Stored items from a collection
+ + + + + + +

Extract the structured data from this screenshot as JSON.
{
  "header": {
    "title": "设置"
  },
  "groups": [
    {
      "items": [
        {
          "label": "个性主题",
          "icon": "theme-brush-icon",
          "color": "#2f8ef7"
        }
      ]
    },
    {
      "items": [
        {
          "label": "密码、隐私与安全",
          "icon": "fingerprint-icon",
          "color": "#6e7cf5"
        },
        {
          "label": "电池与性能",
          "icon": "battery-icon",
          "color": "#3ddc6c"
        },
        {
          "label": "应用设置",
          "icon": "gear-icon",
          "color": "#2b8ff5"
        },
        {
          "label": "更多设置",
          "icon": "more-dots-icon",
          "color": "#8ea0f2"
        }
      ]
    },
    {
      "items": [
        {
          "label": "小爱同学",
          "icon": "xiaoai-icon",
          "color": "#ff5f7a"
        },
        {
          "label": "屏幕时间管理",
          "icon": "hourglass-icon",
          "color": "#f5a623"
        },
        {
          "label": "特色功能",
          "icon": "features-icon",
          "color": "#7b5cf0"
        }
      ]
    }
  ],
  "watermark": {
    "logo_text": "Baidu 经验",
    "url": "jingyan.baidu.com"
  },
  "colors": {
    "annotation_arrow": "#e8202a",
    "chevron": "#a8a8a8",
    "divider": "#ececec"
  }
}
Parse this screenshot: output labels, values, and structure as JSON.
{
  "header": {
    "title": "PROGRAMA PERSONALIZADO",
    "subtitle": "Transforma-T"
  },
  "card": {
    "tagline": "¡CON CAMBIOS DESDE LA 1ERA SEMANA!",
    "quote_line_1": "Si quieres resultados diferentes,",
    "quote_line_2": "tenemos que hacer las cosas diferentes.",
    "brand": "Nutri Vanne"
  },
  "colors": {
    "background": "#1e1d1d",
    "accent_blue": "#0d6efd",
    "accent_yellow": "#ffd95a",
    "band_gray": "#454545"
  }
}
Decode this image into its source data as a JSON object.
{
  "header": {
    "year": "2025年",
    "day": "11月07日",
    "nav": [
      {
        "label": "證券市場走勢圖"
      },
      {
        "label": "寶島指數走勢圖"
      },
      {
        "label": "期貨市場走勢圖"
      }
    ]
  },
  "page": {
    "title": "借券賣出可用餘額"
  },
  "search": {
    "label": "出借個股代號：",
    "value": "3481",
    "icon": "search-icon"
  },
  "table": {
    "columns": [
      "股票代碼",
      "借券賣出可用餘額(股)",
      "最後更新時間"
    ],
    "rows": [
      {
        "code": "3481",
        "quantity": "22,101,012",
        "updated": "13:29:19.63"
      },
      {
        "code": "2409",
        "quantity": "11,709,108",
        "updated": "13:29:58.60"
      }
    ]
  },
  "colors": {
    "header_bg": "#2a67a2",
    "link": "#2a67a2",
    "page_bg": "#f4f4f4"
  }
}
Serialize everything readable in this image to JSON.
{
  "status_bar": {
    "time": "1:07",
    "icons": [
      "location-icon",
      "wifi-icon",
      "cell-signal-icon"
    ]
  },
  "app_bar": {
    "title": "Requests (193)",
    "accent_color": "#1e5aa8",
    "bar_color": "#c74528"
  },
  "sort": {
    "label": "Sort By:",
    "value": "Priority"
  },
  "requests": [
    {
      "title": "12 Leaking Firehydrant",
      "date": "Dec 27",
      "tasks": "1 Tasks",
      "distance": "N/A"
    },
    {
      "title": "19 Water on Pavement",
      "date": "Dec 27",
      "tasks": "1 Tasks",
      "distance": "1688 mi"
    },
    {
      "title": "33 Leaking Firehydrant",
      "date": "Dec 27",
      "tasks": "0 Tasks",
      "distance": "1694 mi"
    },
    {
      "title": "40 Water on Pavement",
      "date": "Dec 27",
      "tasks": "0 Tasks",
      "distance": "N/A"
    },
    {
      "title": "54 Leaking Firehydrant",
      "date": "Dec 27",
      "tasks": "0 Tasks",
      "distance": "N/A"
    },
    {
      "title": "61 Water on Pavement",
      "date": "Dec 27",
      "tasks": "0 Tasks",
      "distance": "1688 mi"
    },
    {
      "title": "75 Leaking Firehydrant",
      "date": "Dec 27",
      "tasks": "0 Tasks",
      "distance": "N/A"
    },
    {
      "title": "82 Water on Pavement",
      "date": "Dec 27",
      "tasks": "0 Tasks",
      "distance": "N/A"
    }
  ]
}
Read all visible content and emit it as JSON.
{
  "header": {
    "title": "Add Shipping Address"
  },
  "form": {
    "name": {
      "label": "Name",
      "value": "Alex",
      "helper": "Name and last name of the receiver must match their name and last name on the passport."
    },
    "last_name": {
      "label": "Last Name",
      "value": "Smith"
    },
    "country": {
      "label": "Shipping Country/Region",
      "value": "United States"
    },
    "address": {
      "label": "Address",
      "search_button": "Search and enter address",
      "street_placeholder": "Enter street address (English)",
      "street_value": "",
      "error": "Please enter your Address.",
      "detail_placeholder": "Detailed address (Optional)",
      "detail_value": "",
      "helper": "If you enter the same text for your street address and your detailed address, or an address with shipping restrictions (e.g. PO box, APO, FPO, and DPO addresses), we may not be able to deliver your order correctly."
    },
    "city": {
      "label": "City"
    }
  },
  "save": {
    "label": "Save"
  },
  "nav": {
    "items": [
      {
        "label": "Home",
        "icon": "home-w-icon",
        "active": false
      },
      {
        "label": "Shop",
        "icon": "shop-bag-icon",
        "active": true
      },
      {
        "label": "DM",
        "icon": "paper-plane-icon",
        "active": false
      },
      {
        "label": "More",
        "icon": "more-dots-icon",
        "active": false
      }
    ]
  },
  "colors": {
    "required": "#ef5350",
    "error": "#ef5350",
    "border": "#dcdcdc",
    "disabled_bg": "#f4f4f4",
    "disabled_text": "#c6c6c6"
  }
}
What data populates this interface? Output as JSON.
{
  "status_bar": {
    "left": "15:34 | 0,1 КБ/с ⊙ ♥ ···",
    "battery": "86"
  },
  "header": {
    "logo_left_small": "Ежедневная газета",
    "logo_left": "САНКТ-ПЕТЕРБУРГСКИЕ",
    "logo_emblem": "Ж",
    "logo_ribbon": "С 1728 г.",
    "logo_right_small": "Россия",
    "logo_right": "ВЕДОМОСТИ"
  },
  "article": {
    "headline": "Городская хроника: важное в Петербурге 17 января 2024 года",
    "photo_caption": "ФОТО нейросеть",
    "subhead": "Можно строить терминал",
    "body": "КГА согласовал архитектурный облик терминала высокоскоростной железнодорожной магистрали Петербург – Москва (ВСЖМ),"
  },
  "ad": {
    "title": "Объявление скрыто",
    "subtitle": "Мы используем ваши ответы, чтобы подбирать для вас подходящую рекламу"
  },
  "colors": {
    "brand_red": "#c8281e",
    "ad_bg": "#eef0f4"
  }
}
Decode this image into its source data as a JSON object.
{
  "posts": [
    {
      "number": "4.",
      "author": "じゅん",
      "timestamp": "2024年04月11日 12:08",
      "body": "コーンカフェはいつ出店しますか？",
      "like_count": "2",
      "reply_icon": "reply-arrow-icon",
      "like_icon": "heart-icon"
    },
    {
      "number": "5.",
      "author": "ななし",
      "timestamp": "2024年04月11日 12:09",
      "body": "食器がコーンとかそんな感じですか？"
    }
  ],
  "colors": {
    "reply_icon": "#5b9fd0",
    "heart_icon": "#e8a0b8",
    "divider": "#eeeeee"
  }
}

+ + + + + + +

* _WHAT NEEDS TO BE DONE_
Repeat each of the entries above precisely as given.

* _REPLY_
Extract the structured data from this screenshot as JSON.
{
  "header": {
    "title": "设置"
  },
  "groups": [
    {
      "items": [
        {
          "label": "个性主题",
          "icon": "theme-brush-icon",
          "color": "#2f8ef7"
        }
      ]
    },
    {
      "items": [
        {
          "label": "密码、隐私与安全",
          "icon": "fingerprint-icon",
          "color": "#6e7cf5"
        },
        {
          "label": "电池与性能",
          "icon": "battery-icon",
          "color": "#3ddc6c"
        },
        {
          "label": "应用设置",
          "icon": "gear-icon",
          "color": "#2b8ff5"
        },
        {
          "label": "更多设置",
          "icon": "more-dots-icon",
          "color": "#8ea0f2"
        }
      ]
    },
    {
      "items": [
        {
          "label": "小爱同学",
          "icon": "xiaoai-icon",
          "color": "#ff5f7a"
        },
        {
          "label": "屏幕时间管理",
          "icon": "hourglass-icon",
          "color": "#f5a623"
        },
        {
          "label": "特色功能",
          "icon": "features-icon",
          "color": "#7b5cf0"
        }
      ]
    }
  ],
  "watermark": {
    "logo_text": "Baidu 经验",
    "url": "jingyan.baidu.com"
  },
  "colors": {
    "annotation_arrow": "#e8202a",
    "chevron": "#a8a8a8",
    "divider": "#ececec"
  }
}
Parse this screenshot: output labels, values, and structure as JSON.
{
  "header": {
    "title": "PROGRAMA PERSONALIZADO",
    "subtitle": "Transforma-T"
  },
  "card": {
    "tagline": "¡CON CAMBIOS DESDE LA 1ERA SEMANA!",
    "quote_line_1": "Si quieres resultados diferentes,",
    "quote_line_2": "tenemos que hacer las cosas diferentes.",
    "brand": "Nutri Vanne"
  },
  "colors": {
    "background": "#1e1d1d",
    "accent_blue": "#0d6efd",
    "accent_yellow": "#ffd95a",
    "band_gray": "#454545"
  }
}
Decode this image into its source data as a JSON object.
{
  "header": {
    "year": "2025年",
    "day": "11月07日",
    "nav": [
      {
        "label": "證券市場走勢圖"
      },
      {
        "label": "寶島指數走勢圖"
      },
      {
        "label": "期貨市場走勢圖"
      }
    ]
  },
  "page": {
    "title": "借券賣出可用餘額"
  },
  "search": {
    "label": "出借個股代號：",
    "value": "3481",
    "icon": "search-icon"
  },
  "table": {
    "columns": [
      "股票代碼",
      "借券賣出可用餘額(股)",
      "最後更新時間"
    ],
    "rows": [
      {
        "code": "3481",
        "quantity": "22,101,012",
        "updated": "13:29:19.63"
      },
      {
        "code": "2409",
        "quantity": "11,709,108",
        "updated": "13:29:58.60"
      }
    ]
  },
  "colors": {
    "header_bg": "#2a67a2",
    "link": "#2a67a2",
    "page_bg": "#f4f4f4"
  }
}
Serialize everything readable in this image to JSON.
{
  "status_bar": {
    "time": "1:07",
    "icons": [
      "location-icon",
      "wifi-icon",
      "cell-signal-icon"
    ]
  },
  "app_bar": {
    "title": "Requests (193)",
    "accent_color": "#1e5aa8",
    "bar_color": "#c74528"
  },
  "sort": {
    "label": "Sort By:",
    "value": "Priority"
  },
  "requests": [
    {
      "title": "12 Leaking Firehydrant",
      "date": "Dec 27",
      "tasks": "1 Tasks",
      "distance": "N/A"
    },
    {
      "title": "19 Water on Pavement",
      "date": "Dec 27",
      "tasks": "1 Tasks",
      "distance": "1688 mi"
    },
    {
      "title": "33 Leaking Firehydrant",
      "date": "Dec 27",
      "tasks": "0 Tasks",
      "distance": "1694 mi"
    },
    {
      "title": "40 Water on Pavement",
      "date": "Dec 27",
      "tasks": "0 Tasks",
      "distance": "N/A"
    },
    {
      "title": "54 Leaking Firehydrant",
      "date": "Dec 27",
      "tasks": "0 Tasks",
      "distance": "N/A"
    },
    {
      "title": "61 Water on Pavement",
      "date": "Dec 27",
      "tasks": "0 Tasks",
      "distance": "1688 mi"
    },
    {
      "title": "75 Leaking Firehydrant",
      "date": "Dec 27",
      "tasks": "0 Tasks",
      "distance": "N/A"
    },
    {
      "title": "82 Water on Pavement",
      "date": "Dec 27",
      "tasks": "0 Tasks",
      "distance": "N/A"
    }
  ]
}
Read all visible content and emit it as JSON.
{
  "header": {
    "title": "Add Shipping Address"
  },
  "form": {
    "name": {
      "label": "Name",
      "value": "Alex",
      "helper": "Name and last name of the receiver must match their name and last name on the passport."
    },
    "last_name": {
      "label": "Last Name",
      "value": "Smith"
    },
    "country": {
      "label": "Shipping Country/Region",
      "value": "United States"
    },
    "address": {
      "label": "Address",
      "search_button": "Search and enter address",
      "street_placeholder": "Enter street address (English)",
      "street_value": "",
      "error": "Please enter your Address.",
      "detail_placeholder": "Detailed address (Optional)",
      "detail_value": "",
      "helper": "If you enter the same text for your street address and your detailed address, or an address with shipping restrictions (e.g. PO box, APO, FPO, and DPO addresses), we may not be able to deliver your order correctly."
    },
    "city": {
      "label": "City"
    }
  },
  "save": {
    "label": "Save"
  },
  "nav": {
    "items": [
      {
        "label": "Home",
        "icon": "home-w-icon",
        "active": false
      },
      {
        "label": "Shop",
        "icon": "shop-bag-icon",
        "active": true
      },
      {
        "label": "DM",
        "icon": "paper-plane-icon",
        "active": false
      },
      {
        "label": "More",
        "icon": "more-dots-icon",
        "active": false
      }
    ]
  },
  "colors": {
    "required": "#ef5350",
    "error": "#ef5350",
    "border": "#dcdcdc",
    "disabled_bg": "#f4f4f4",
    "disabled_text": "#c6c6c6"
  }
}
What data populates this interface? Output as JSON.
{
  "status_bar": {
    "left": "15:34 | 0,1 КБ/с ⊙ ♥ ···",
    "battery": "86"
  },
  "header": {
    "logo_left_small": "Ежедневная газета",
    "logo_left": "САНКТ-ПЕТЕРБУРГСКИЕ",
    "logo_emblem": "Ж",
    "logo_ribbon": "С 1728 г.",
    "logo_right_small": "Россия",
    "logo_right": "ВЕДОМОСТИ"
  },
  "article": {
    "headline": "Городская хроника: важное в Петербурге 17 января 2024 года",
    "photo_caption": "ФОТО нейросеть",
    "subhead": "Можно строить терминал",
    "body": "КГА согласовал архитектурный облик терминала высокоскоростной железнодорожной магистрали Петербург – Москва (ВСЖМ),"
  },
  "ad": {
    "title": "Объявление скрыто",
    "subtitle": "Мы используем ваши ответы, чтобы подбирать для вас подходящую рекламу"
  },
  "colors": {
    "brand_red": "#c8281e",
    "ad_bg": "#eef0f4"
  }
}
Decode this image into its source data as a JSON object.
{
  "posts": [
    {
      "number": "4.",
      "author": "じゅん",
      "timestamp": "2024年04月11日 12:08",
      "body": "コーンカフェはいつ出店しますか？",
      "like_count": "2",
      "reply_icon": "reply-arrow-icon",
      "like_icon": "heart-icon"
    },
    {
      "number": "5.",
      "author": "ななし",
      "timestamp": "2024年04月11日 12:09",
      "body": "食器がコーンとかそんな感じですか？"
    }
  ],
  "colors": {
    "reply_icon": "#5b9fd0",
    "heart_icon": "#e8a0b8",
    "divider": "#eeeeee"
  }
}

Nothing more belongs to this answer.